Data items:
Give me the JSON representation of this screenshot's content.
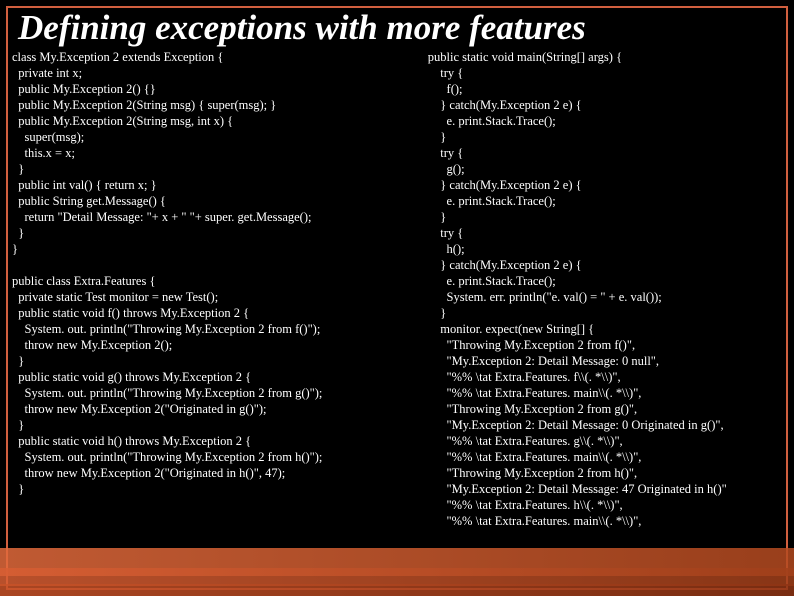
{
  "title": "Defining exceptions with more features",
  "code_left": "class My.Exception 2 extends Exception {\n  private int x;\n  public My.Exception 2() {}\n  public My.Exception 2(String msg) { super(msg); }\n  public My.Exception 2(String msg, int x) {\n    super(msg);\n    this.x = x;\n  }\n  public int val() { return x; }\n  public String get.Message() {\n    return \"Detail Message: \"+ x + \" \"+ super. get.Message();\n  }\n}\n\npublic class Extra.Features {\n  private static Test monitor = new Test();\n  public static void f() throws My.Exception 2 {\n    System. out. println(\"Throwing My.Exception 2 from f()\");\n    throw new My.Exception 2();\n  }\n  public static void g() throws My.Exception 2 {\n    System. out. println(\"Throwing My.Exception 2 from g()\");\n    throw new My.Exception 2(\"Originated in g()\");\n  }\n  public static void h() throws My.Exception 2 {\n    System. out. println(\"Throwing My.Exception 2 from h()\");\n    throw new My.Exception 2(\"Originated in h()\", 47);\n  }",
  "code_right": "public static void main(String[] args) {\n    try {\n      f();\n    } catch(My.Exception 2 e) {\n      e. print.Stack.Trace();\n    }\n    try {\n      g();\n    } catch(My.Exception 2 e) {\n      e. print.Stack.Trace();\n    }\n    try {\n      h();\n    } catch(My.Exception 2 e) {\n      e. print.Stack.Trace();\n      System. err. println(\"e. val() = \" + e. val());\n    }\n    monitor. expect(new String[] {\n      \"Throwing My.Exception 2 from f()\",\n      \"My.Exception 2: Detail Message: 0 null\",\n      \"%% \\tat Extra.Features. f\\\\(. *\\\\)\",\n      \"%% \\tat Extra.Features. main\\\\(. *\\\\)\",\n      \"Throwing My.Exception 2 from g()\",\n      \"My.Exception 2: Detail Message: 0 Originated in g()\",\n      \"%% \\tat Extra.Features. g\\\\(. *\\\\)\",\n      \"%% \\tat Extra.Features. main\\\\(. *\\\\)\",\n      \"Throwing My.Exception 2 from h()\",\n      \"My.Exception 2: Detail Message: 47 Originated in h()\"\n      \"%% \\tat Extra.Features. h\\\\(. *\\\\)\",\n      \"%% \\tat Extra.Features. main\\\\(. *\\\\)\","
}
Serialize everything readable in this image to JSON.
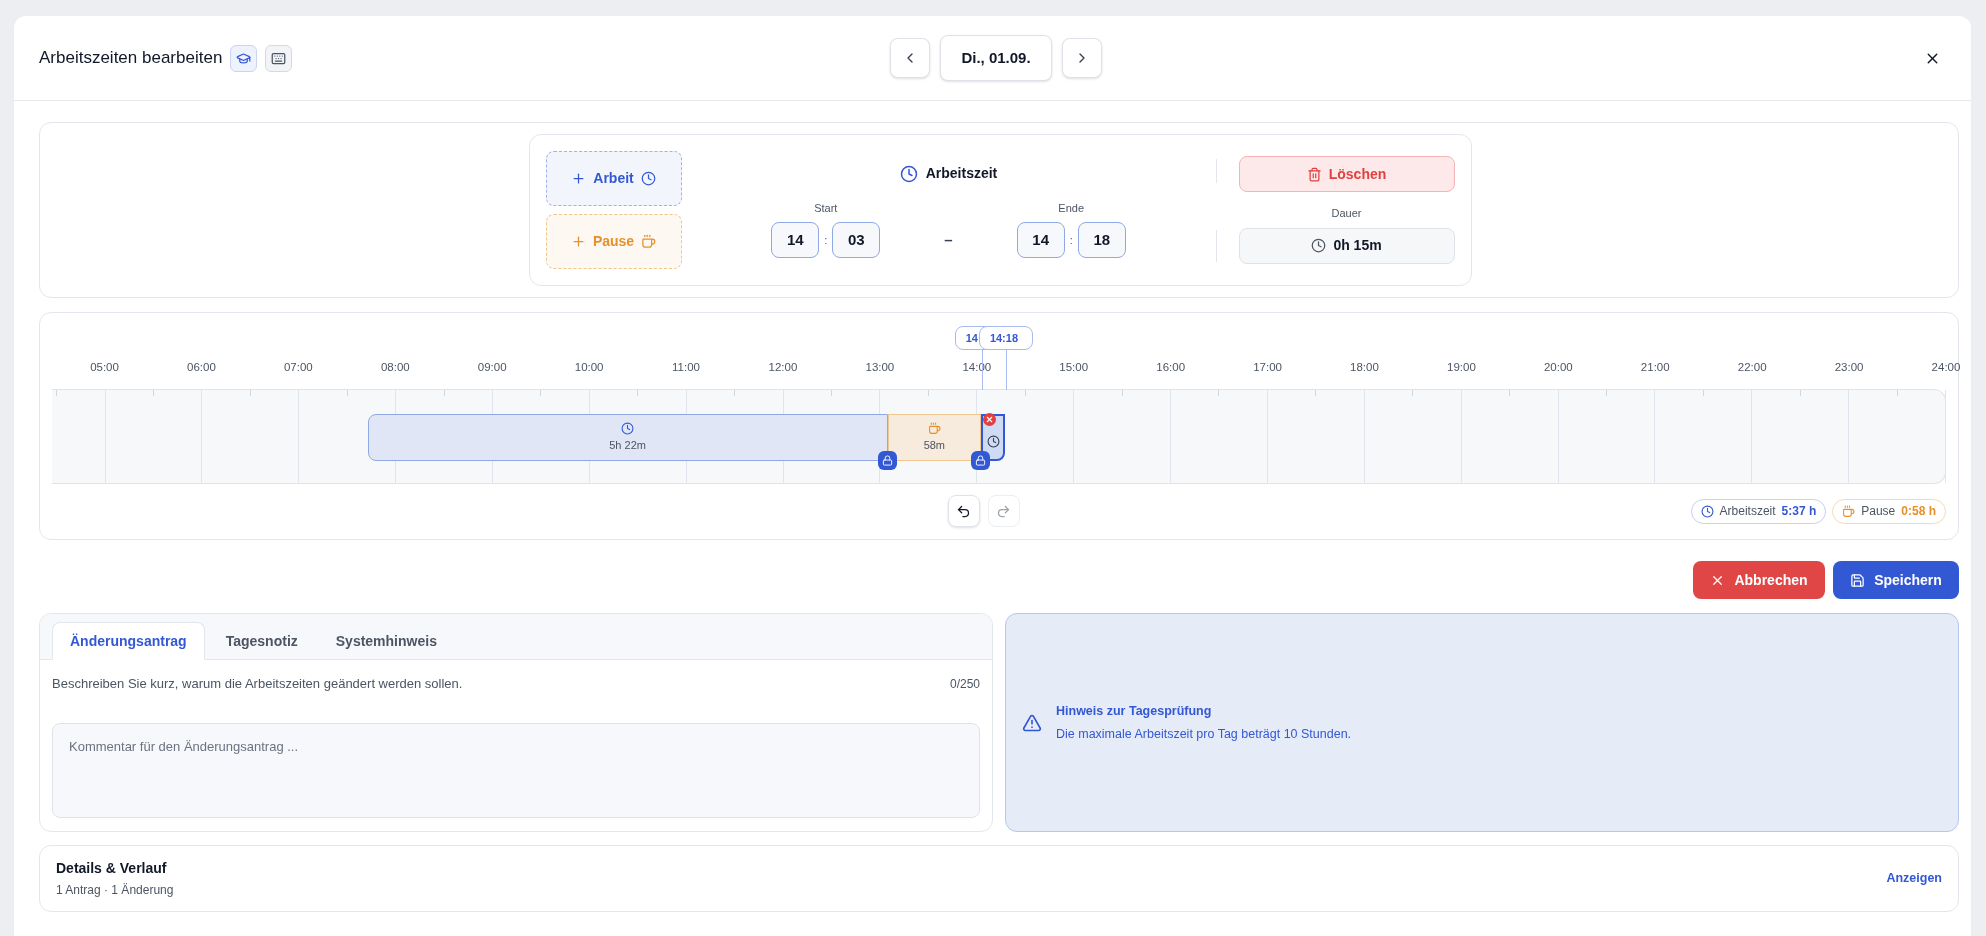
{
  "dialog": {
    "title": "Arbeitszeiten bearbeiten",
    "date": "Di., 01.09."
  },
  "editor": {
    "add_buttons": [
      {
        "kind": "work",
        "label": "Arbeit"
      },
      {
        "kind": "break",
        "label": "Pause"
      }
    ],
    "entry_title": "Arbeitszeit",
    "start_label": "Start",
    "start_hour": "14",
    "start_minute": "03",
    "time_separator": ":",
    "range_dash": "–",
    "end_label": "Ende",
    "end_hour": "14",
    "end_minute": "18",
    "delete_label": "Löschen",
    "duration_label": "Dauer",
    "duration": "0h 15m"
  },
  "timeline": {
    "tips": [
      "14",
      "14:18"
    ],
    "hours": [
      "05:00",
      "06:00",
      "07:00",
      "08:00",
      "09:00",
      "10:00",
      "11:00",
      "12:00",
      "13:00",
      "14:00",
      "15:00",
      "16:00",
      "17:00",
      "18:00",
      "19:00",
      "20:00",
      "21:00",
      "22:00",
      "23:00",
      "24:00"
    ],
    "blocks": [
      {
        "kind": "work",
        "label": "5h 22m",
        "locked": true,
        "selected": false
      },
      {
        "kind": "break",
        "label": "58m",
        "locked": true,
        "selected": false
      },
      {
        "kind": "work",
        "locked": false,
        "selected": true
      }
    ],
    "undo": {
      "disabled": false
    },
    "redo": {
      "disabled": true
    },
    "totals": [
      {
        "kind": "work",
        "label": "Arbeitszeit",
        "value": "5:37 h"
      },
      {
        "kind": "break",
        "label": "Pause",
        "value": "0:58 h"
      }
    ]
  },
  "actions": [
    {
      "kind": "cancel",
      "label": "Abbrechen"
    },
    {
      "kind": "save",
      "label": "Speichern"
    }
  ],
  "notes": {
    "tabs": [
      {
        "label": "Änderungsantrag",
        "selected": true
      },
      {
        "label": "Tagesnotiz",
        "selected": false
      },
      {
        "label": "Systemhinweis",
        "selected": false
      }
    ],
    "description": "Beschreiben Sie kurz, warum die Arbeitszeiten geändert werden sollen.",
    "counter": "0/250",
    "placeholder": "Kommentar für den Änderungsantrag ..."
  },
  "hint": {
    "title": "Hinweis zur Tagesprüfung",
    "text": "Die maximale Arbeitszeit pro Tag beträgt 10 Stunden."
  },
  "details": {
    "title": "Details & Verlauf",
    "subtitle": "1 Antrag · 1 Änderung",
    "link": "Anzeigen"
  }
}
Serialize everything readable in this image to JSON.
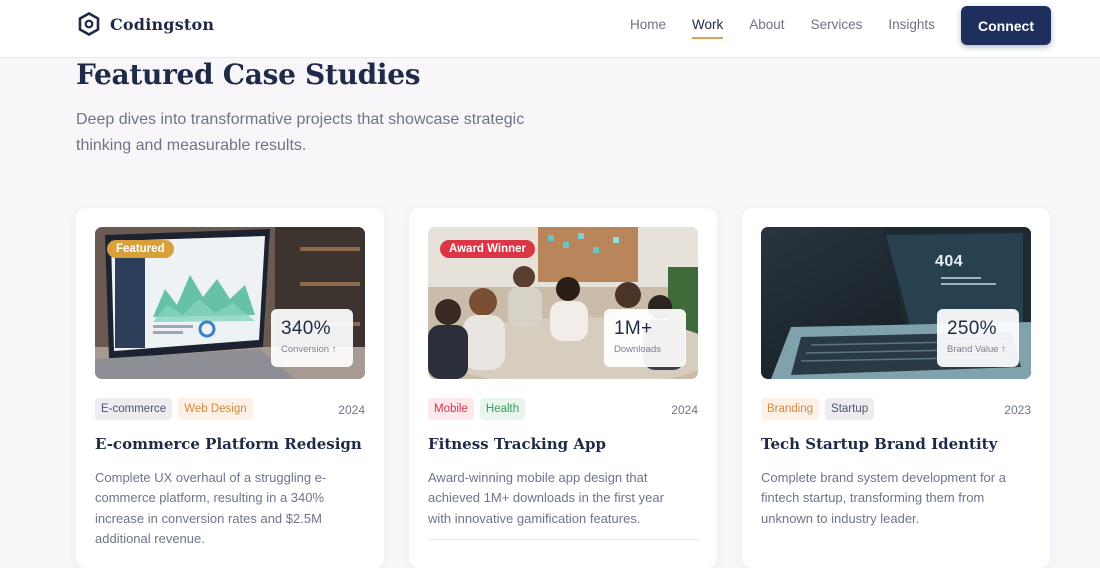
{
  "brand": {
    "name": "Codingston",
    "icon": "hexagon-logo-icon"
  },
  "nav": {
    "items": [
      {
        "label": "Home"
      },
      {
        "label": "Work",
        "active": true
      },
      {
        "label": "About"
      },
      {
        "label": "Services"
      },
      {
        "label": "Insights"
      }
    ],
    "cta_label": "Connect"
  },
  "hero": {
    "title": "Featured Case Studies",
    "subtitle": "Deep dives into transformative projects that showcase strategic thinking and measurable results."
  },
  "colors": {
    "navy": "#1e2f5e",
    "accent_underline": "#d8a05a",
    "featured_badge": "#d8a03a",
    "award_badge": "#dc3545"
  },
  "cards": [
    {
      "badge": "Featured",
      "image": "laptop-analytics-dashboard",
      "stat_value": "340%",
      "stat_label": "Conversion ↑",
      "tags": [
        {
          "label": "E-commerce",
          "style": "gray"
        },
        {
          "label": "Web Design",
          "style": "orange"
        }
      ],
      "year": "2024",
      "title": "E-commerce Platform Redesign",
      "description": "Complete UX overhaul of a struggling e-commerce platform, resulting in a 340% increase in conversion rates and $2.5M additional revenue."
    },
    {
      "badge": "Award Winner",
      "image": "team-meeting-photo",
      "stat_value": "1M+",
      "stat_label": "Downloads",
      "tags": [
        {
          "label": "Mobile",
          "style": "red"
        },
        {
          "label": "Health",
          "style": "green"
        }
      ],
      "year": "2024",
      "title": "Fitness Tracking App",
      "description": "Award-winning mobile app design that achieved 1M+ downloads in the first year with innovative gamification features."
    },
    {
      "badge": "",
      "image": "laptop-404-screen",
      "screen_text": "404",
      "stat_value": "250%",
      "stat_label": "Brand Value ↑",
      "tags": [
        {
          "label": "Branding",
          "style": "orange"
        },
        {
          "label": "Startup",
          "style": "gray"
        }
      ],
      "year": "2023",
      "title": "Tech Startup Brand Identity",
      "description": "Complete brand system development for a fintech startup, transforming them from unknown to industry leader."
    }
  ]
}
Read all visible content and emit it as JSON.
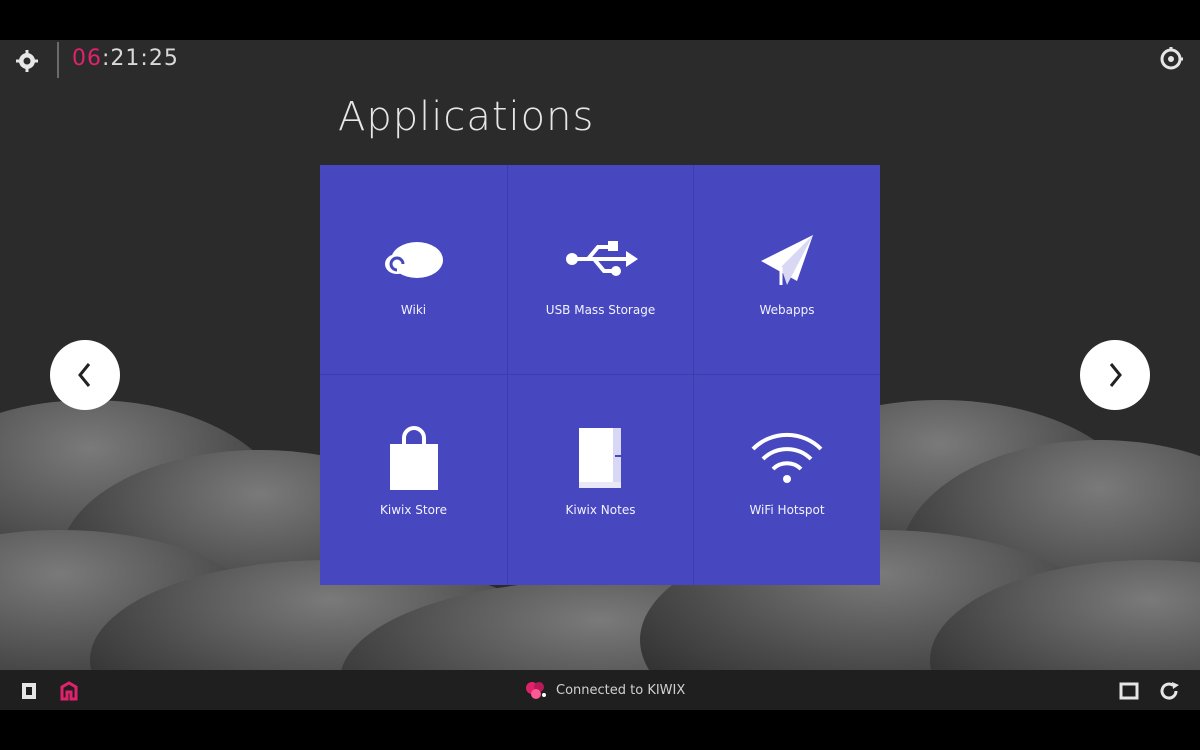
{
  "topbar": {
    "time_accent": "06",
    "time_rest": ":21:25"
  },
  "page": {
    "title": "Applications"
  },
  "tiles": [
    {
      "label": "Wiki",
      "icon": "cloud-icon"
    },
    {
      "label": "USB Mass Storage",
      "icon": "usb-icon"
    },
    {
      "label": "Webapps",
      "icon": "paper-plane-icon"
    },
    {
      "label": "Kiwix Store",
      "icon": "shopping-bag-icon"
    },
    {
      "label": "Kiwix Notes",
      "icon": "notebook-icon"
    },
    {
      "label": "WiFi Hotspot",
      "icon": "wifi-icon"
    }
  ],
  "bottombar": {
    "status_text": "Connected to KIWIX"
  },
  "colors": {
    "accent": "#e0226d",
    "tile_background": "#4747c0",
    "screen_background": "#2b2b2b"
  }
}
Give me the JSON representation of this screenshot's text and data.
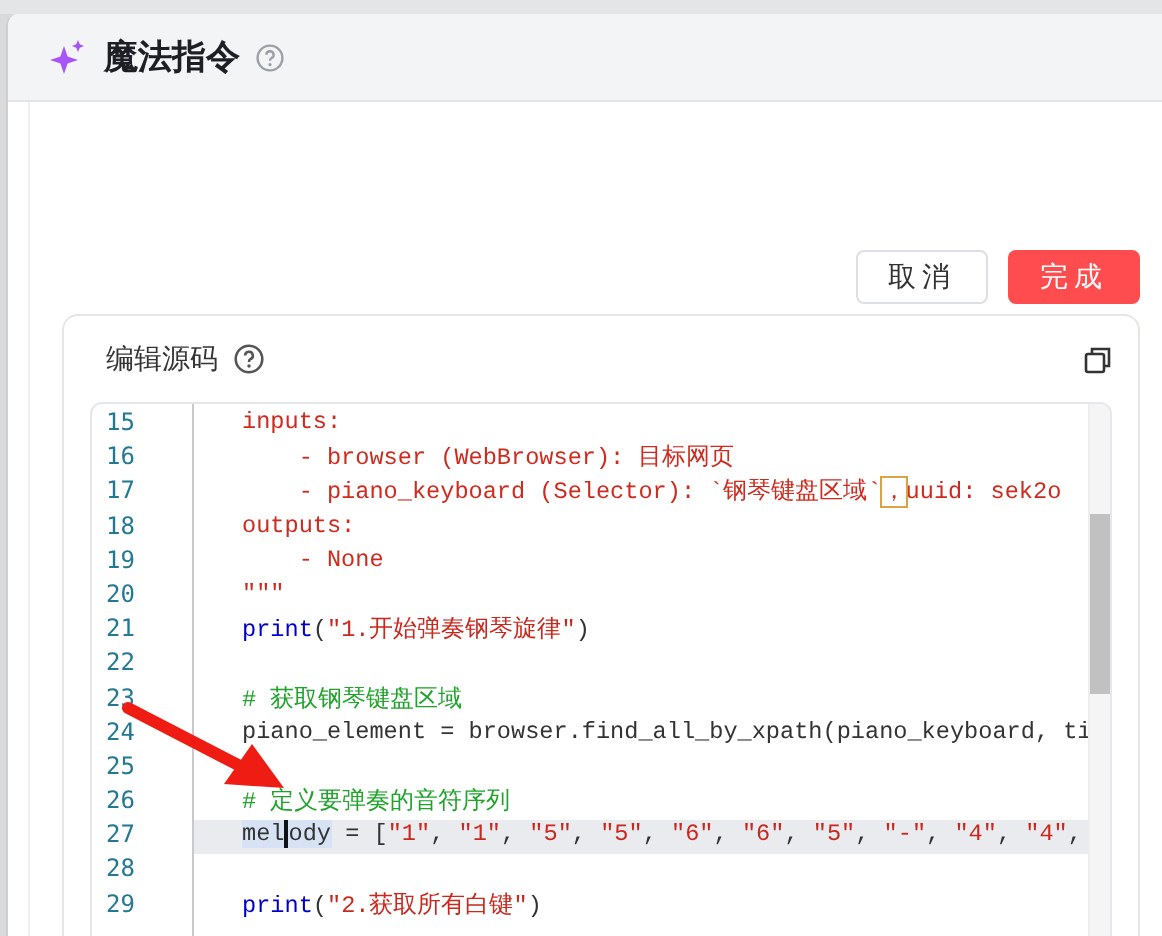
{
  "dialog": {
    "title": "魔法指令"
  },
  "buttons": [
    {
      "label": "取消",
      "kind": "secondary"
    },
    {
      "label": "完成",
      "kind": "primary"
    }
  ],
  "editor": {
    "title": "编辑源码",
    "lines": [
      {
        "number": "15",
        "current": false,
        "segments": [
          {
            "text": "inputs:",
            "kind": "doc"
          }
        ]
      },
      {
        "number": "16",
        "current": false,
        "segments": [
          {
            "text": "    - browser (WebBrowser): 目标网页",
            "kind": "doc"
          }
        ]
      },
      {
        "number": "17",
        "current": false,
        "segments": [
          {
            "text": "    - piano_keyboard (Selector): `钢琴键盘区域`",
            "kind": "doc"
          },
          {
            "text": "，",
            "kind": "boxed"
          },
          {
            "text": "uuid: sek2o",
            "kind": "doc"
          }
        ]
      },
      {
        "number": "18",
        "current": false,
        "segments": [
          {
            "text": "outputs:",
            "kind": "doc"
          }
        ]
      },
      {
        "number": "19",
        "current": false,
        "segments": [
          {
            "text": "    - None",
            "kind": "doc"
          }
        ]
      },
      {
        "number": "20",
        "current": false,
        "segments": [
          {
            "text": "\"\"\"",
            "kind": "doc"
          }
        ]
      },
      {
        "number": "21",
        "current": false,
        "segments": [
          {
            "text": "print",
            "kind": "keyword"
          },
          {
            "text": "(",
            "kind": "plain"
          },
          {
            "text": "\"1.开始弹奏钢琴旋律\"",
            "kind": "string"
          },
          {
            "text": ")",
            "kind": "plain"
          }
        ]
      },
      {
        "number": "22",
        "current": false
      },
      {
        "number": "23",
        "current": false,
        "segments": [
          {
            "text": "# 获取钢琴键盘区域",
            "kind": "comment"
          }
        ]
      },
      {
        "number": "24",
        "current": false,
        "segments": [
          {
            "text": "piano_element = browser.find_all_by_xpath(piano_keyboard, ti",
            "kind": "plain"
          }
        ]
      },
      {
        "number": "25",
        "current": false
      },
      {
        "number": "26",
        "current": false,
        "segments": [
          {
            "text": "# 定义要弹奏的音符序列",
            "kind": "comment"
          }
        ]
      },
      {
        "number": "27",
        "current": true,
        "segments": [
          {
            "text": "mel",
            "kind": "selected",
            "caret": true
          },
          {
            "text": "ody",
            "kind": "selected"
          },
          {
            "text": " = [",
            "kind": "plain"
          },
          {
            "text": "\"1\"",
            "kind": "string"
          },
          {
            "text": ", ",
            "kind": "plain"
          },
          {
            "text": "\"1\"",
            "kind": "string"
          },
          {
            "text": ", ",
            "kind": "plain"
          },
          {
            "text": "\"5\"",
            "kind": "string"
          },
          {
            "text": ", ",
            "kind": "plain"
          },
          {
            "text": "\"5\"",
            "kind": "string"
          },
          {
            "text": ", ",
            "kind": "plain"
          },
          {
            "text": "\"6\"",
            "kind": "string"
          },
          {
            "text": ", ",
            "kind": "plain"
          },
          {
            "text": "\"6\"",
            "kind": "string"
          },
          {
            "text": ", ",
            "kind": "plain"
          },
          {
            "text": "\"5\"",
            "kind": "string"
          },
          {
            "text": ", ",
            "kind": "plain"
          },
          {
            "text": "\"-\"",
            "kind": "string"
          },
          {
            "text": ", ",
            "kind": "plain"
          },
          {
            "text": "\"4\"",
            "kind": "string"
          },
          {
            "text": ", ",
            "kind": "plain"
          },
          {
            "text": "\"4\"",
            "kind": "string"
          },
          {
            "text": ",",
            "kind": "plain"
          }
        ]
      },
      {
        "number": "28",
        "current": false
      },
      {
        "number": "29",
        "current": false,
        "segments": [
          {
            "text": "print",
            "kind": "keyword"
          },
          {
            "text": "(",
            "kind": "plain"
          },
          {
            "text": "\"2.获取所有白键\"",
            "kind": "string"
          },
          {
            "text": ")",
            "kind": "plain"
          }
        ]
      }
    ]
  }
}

# What you will do
Work out how many lines of the data hold the string "Give". Reply with that number alone.

# Finished task
2